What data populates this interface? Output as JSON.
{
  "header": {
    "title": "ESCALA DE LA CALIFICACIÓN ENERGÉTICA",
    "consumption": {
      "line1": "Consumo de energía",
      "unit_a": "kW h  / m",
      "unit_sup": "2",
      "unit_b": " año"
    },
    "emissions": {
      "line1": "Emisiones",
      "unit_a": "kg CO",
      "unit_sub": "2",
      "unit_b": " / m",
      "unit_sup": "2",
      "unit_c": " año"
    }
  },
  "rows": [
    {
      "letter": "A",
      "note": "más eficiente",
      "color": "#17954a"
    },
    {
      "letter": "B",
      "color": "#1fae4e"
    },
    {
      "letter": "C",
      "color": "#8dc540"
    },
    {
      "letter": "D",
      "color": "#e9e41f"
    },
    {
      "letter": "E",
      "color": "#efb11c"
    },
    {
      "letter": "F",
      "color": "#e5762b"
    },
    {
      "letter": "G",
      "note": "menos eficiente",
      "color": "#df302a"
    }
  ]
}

### WORK REQUIRED
Every record above should be output exactly.

### EXERCISE OUTPUT
What data populates this interface? Output as JSON.
{
  "header": {
    "title": "ESCALA DE LA CALIFICACIÓN ENERGÉTICA",
    "consumption": {
      "line1": "Consumo de energía",
      "unit_a": "kW h  / m",
      "unit_sup": "2",
      "unit_b": " año"
    },
    "emissions": {
      "line1": "Emisiones",
      "unit_a": "kg CO",
      "unit_sub": "2",
      "unit_b": " / m",
      "unit_sup": "2",
      "unit_c": " año"
    }
  },
  "rows": [
    {
      "letter": "A",
      "note": "más eficiente",
      "color": "#17954a"
    },
    {
      "letter": "B",
      "color": "#1fae4e"
    },
    {
      "letter": "C",
      "color": "#8dc540"
    },
    {
      "letter": "D",
      "color": "#e9e41f"
    },
    {
      "letter": "E",
      "color": "#efb11c"
    },
    {
      "letter": "F",
      "color": "#e5762b"
    },
    {
      "letter": "G",
      "note": "menos eficiente",
      "color": "#df302a"
    }
  ]
}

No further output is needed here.